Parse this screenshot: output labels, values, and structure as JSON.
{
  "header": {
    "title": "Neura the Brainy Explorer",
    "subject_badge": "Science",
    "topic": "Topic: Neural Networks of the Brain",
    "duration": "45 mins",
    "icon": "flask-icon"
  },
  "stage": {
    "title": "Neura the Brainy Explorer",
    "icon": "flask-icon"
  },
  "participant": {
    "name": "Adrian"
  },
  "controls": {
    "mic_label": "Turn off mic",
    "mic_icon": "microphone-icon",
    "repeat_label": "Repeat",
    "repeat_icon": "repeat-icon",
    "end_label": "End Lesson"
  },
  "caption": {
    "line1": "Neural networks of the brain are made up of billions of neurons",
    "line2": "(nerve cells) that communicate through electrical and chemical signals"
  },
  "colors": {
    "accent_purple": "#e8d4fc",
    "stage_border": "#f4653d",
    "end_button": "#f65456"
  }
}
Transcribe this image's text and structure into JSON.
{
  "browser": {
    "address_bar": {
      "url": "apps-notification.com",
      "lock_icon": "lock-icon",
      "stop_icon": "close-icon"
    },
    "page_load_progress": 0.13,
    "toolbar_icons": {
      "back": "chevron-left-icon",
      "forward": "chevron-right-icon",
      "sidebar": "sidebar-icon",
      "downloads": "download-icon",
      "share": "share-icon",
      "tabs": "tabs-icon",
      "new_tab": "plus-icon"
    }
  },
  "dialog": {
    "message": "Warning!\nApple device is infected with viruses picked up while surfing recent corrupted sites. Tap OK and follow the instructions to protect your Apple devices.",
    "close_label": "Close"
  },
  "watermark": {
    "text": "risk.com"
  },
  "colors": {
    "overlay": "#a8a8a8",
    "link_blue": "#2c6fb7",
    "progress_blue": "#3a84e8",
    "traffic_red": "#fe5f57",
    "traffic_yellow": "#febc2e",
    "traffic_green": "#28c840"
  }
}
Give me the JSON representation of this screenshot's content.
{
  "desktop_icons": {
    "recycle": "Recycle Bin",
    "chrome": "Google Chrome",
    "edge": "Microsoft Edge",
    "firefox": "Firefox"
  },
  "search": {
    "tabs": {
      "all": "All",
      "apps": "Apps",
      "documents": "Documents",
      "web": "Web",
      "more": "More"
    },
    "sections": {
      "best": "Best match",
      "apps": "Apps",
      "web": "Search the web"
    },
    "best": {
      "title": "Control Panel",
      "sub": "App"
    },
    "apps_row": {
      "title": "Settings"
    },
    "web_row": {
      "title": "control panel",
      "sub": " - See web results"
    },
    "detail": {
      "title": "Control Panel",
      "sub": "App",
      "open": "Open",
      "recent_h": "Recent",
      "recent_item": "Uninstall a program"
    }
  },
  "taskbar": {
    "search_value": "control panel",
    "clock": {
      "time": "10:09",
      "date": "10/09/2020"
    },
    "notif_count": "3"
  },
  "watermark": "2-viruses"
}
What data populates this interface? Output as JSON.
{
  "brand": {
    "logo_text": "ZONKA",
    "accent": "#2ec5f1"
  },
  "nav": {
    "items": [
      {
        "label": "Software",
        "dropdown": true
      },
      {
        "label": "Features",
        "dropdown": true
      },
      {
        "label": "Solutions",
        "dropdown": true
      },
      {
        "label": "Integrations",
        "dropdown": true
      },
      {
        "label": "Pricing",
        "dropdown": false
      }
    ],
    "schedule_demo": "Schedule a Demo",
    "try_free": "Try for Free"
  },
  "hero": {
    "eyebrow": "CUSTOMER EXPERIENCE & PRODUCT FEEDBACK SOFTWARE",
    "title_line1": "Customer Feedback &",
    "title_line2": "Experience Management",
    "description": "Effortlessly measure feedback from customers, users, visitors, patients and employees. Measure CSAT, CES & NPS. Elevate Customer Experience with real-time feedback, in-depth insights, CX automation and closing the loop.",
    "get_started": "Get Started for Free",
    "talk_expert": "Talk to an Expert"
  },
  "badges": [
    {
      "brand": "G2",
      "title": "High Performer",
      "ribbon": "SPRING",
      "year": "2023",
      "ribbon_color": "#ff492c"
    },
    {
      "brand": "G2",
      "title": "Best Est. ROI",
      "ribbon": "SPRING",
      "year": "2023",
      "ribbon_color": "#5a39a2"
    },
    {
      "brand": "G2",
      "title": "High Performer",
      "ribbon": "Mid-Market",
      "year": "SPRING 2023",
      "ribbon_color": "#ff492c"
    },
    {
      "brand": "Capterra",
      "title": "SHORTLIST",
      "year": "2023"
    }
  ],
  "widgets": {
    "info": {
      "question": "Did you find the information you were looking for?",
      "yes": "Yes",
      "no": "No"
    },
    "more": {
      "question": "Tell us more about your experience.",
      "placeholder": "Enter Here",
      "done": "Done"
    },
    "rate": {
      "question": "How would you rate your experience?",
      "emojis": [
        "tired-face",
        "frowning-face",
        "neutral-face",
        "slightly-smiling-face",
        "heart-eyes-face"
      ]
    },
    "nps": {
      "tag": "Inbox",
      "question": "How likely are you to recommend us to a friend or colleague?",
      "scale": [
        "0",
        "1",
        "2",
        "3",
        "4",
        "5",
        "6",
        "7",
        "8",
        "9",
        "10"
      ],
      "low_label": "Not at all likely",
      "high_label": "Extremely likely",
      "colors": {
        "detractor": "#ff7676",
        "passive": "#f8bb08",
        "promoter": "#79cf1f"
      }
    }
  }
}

• Task goal: Across the listing, tally every line that includes the word "chevron" and supply the total alone.

• Written answer: 2